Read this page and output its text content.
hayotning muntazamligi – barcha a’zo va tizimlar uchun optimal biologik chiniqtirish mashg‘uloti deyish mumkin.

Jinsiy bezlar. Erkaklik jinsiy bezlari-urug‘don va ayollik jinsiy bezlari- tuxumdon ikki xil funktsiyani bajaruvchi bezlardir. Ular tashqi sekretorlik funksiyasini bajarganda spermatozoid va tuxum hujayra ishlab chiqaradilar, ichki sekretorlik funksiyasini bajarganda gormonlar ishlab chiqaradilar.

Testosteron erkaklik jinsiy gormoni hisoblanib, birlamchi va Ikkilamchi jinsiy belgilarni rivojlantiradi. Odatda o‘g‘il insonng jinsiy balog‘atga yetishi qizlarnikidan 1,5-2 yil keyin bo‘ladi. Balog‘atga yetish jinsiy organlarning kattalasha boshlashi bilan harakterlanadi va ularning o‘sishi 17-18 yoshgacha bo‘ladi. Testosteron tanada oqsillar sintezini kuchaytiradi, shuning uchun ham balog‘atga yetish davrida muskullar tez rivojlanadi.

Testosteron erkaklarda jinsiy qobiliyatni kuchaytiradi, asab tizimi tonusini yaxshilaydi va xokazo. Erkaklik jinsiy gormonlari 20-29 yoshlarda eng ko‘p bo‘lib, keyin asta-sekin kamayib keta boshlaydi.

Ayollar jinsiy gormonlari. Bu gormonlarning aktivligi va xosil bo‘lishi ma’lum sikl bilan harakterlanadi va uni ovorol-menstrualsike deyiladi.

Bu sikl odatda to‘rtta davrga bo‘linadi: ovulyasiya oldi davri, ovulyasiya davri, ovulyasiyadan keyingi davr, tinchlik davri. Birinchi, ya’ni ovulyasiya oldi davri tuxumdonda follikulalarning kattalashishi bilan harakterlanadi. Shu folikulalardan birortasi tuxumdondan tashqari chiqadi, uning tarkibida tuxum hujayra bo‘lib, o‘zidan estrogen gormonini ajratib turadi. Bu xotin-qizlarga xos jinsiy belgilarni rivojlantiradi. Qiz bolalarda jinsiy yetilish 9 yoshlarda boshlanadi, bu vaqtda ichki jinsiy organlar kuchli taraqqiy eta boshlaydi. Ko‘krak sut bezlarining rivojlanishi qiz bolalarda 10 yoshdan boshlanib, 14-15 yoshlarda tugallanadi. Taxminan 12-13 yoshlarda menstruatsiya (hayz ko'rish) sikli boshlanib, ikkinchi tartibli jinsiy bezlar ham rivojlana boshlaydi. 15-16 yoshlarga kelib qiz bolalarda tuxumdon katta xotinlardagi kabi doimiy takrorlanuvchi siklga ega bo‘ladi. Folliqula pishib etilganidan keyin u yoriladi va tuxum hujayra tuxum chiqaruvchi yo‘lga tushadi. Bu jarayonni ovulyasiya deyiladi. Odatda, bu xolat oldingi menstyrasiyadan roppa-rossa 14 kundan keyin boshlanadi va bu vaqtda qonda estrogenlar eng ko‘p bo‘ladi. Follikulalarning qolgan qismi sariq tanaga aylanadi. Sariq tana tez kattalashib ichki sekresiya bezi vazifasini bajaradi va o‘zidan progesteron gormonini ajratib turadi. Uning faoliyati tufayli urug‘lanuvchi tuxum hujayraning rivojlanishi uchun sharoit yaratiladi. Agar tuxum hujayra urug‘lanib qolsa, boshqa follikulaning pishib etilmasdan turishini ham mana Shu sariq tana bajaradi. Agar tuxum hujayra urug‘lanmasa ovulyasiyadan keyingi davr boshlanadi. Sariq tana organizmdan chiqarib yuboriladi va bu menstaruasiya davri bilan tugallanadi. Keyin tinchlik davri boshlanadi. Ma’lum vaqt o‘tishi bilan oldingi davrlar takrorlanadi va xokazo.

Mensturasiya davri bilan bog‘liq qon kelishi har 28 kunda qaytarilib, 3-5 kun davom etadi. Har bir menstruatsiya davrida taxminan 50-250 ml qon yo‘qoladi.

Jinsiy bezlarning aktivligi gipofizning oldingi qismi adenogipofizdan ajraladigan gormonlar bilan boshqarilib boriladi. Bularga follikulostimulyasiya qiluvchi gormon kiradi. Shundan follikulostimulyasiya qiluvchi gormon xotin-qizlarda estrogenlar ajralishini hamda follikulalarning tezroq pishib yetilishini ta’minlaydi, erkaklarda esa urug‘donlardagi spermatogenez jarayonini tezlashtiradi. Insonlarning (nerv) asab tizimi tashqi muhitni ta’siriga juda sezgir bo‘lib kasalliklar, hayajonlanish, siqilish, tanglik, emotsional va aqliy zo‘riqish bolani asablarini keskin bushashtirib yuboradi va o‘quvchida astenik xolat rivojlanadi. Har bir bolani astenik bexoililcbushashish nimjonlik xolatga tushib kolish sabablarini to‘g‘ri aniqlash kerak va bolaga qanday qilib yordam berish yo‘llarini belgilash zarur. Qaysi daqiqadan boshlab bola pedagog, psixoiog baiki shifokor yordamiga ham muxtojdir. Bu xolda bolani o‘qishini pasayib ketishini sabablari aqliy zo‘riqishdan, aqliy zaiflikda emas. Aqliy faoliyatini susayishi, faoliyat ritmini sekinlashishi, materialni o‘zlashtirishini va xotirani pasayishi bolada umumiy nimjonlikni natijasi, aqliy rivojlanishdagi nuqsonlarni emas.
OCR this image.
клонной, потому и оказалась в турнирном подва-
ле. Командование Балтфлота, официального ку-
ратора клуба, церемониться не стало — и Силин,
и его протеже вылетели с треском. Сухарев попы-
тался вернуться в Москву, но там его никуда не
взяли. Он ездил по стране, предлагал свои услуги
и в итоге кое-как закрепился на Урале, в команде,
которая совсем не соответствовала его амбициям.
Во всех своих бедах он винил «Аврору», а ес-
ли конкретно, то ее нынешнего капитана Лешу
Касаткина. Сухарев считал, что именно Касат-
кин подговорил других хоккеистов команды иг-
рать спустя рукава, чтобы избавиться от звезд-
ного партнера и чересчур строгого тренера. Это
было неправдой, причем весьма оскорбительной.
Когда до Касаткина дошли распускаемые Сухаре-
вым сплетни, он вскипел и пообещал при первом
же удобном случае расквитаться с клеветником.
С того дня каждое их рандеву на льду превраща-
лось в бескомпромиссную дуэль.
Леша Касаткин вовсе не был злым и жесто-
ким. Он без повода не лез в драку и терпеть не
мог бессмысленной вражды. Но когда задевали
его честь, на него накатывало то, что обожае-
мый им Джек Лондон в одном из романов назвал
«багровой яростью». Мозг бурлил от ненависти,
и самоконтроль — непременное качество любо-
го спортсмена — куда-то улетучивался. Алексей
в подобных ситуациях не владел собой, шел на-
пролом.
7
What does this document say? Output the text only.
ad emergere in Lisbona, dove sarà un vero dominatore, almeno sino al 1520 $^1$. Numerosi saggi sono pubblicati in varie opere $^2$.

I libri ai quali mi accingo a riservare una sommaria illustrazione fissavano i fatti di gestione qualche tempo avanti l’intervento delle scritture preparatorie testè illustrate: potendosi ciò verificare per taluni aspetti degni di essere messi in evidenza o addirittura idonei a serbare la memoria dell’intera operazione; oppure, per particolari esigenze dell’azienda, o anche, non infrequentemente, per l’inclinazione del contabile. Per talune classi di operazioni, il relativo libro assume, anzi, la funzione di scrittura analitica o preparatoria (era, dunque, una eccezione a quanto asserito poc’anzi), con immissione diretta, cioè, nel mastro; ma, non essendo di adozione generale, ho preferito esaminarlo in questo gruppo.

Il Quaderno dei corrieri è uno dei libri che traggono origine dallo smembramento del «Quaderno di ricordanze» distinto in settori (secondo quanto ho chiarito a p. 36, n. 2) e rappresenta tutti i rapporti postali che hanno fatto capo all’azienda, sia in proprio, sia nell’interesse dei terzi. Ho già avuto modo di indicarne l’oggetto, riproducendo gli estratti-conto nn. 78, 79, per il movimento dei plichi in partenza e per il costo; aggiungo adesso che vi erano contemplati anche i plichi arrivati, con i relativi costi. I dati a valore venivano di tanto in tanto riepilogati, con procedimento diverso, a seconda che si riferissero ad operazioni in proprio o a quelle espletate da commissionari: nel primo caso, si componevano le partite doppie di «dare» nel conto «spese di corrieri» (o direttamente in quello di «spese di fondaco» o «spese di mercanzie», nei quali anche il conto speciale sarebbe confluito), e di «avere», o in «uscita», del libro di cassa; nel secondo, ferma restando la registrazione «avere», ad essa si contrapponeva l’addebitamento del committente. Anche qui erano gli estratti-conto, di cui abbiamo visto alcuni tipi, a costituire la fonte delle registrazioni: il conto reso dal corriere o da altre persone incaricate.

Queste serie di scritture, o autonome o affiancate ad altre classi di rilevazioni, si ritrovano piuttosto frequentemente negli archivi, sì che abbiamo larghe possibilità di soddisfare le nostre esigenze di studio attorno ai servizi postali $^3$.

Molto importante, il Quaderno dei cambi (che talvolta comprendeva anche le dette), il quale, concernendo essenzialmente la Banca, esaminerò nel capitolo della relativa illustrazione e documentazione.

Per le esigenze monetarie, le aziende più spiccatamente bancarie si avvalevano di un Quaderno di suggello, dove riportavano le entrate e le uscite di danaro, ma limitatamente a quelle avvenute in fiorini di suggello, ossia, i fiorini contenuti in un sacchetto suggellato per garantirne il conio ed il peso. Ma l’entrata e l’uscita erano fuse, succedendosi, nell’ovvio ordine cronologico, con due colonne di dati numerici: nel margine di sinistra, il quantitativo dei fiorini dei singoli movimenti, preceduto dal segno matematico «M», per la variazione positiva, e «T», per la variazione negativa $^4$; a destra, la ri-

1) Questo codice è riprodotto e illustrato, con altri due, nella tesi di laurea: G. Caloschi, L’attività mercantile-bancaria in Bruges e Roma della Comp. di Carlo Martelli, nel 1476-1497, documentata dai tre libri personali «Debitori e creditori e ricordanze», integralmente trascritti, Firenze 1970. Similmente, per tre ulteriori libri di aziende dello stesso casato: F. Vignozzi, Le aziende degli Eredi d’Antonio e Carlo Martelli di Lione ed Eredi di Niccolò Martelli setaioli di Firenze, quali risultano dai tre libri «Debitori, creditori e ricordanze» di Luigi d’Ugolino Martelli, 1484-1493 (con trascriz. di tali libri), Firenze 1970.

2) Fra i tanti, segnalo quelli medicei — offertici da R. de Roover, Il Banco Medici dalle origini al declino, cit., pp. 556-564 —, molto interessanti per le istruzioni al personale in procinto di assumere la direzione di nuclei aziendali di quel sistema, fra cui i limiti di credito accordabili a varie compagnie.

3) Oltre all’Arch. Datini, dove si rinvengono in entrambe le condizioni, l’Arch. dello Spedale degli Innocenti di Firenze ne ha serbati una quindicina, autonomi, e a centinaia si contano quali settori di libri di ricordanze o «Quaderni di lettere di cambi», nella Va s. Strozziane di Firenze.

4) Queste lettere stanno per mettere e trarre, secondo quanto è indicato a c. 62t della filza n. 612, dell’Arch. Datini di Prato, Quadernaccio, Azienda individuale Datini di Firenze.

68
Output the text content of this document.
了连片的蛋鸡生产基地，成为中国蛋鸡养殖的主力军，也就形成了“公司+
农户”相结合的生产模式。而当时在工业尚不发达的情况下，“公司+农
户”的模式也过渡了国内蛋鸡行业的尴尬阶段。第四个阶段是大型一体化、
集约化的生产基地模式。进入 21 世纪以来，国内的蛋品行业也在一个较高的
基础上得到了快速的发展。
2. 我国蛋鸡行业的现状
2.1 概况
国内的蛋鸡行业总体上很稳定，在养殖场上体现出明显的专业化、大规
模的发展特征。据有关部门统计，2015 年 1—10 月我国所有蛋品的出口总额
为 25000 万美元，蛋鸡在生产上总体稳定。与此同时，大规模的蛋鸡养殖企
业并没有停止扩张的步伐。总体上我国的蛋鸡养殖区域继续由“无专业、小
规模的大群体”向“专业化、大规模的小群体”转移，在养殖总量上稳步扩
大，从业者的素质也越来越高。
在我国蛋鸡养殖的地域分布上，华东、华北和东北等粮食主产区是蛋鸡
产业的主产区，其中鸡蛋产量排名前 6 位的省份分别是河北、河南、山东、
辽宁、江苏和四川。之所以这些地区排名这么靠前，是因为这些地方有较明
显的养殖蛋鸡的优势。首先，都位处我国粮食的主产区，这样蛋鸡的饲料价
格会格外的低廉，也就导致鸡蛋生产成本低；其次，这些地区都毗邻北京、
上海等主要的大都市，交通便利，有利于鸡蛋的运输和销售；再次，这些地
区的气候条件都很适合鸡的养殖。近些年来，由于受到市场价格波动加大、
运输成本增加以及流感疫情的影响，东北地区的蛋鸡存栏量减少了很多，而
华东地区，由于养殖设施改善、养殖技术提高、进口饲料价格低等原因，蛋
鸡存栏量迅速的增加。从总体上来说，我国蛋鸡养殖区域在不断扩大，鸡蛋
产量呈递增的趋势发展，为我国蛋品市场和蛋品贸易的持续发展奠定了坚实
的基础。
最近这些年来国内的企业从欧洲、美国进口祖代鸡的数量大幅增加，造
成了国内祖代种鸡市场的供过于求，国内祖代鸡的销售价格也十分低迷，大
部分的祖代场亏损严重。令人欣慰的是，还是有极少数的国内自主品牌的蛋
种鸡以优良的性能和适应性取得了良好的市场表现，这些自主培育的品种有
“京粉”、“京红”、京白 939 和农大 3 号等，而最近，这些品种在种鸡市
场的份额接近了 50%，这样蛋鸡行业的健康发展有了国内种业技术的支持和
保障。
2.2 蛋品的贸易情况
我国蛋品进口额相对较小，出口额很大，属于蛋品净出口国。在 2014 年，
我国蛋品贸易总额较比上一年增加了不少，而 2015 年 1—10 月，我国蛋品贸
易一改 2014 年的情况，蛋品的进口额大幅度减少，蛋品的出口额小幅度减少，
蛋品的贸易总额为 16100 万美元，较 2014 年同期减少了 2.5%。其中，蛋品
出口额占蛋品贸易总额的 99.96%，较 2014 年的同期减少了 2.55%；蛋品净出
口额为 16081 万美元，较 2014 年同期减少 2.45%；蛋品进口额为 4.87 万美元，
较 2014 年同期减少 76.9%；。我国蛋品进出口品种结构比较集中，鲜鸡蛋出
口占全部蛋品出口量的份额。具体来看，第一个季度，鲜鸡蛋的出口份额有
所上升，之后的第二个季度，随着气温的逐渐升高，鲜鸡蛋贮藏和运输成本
....................
● **INSTRUCTION**
Write out exactly the lines starting with the one that holds "Output the text content of this document." and running through the last line above.

● **REPLY TO THE TASK**
Output the text content of this document.
了连片的蛋鸡生产基地，成为中国蛋鸡养殖的主力军，也就形成了“公司+
农户”相结合的生产模式。而当时在工业尚不发达的情况下，“公司+农
户”的模式也过渡了国内蛋鸡行业的尴尬阶段。第四个阶段是大型一体化、
集约化的生产基地模式。进入 21 世纪以来，国内的蛋品行业也在一个较高的
基础上得到了快速的发展。
2. 我国蛋鸡行业的现状
2.1 概况
国内的蛋鸡行业总体上很稳定，在养殖场上体现出明显的专业化、大规
模的发展特征。据有关部门统计，2015 年 1—10 月我国所有蛋品的出口总额
为 25000 万美元，蛋鸡在生产上总体稳定。与此同时，大规模的蛋鸡养殖企
业并没有停止扩张的步伐。总体上我国的蛋鸡养殖区域继续由“无专业、小
规模的大群体”向“专业化、大规模的小群体”转移，在养殖总量上稳步扩
大，从业者的素质也越来越高。
在我国蛋鸡养殖的地域分布上，华东、华北和东北等粮食主产区是蛋鸡
产业的主产区，其中鸡蛋产量排名前 6 位的省份分别是河北、河南、山东、
辽宁、江苏和四川。之所以这些地区排名这么靠前，是因为这些地方有较明
显的养殖蛋鸡的优势。首先，都位处我国粮食的主产区，这样蛋鸡的饲料价
格会格外的低廉，也就导致鸡蛋生产成本低；其次，这些地区都毗邻北京、
上海等主要的大都市，交通便利，有利于鸡蛋的运输和销售；再次，这些地
区的气候条件都很适合鸡的养殖。近些年来，由于受到市场价格波动加大、
运输成本增加以及流感疫情的影响，东北地区的蛋鸡存栏量减少了很多，而
华东地区，由于养殖设施改善、养殖技术提高、进口饲料价格低等原因，蛋
鸡存栏量迅速的增加。从总体上来说，我国蛋鸡养殖区域在不断扩大，鸡蛋
产量呈递增的趋势发展，为我国蛋品市场和蛋品贸易的持续发展奠定了坚实
的基础。
最近这些年来国内的企业从欧洲、美国进口祖代鸡的数量大幅增加，造
成了国内祖代种鸡市场的供过于求，国内祖代鸡的销售价格也十分低迷，大
部分的祖代场亏损严重。令人欣慰的是，还是有极少数的国内自主品牌的蛋
种鸡以优良的性能和适应性取得了良好的市场表现，这些自主培育的品种有
“京粉”、“京红”、京白 939 和农大 3 号等，而最近，这些品种在种鸡市
场的份额接近了 50%，这样蛋鸡行业的健康发展有了国内种业技术的支持和
保障。
2.2 蛋品的贸易情况
我国蛋品进口额相对较小，出口额很大，属于蛋品净出口国。在 2014 年，
我国蛋品贸易总额较比上一年增加了不少，而 2015 年 1—10 月，我国蛋品贸
易一改 2014 年的情况，蛋品的进口额大幅度减少，蛋品的出口额小幅度减少，
蛋品的贸易总额为 16100 万美元，较 2014 年同期减少了 2.5%。其中，蛋品
出口额占蛋品贸易总额的 99.96%，较 2014 年的同期减少了 2.55%；蛋品净出
口额为 16081 万美元，较 2014 年同期减少 2.45%；蛋品进口额为 4.87 万美元，
较 2014 年同期减少 76.9%；。我国蛋品进出口品种结构比较集中，鲜鸡蛋出
口占全部蛋品出口量的份额。具体来看，第一个季度，鲜鸡蛋的出口份额有
所上升，之后的第二个季度，随着气温的逐渐升高，鲜鸡蛋贮藏和运输成本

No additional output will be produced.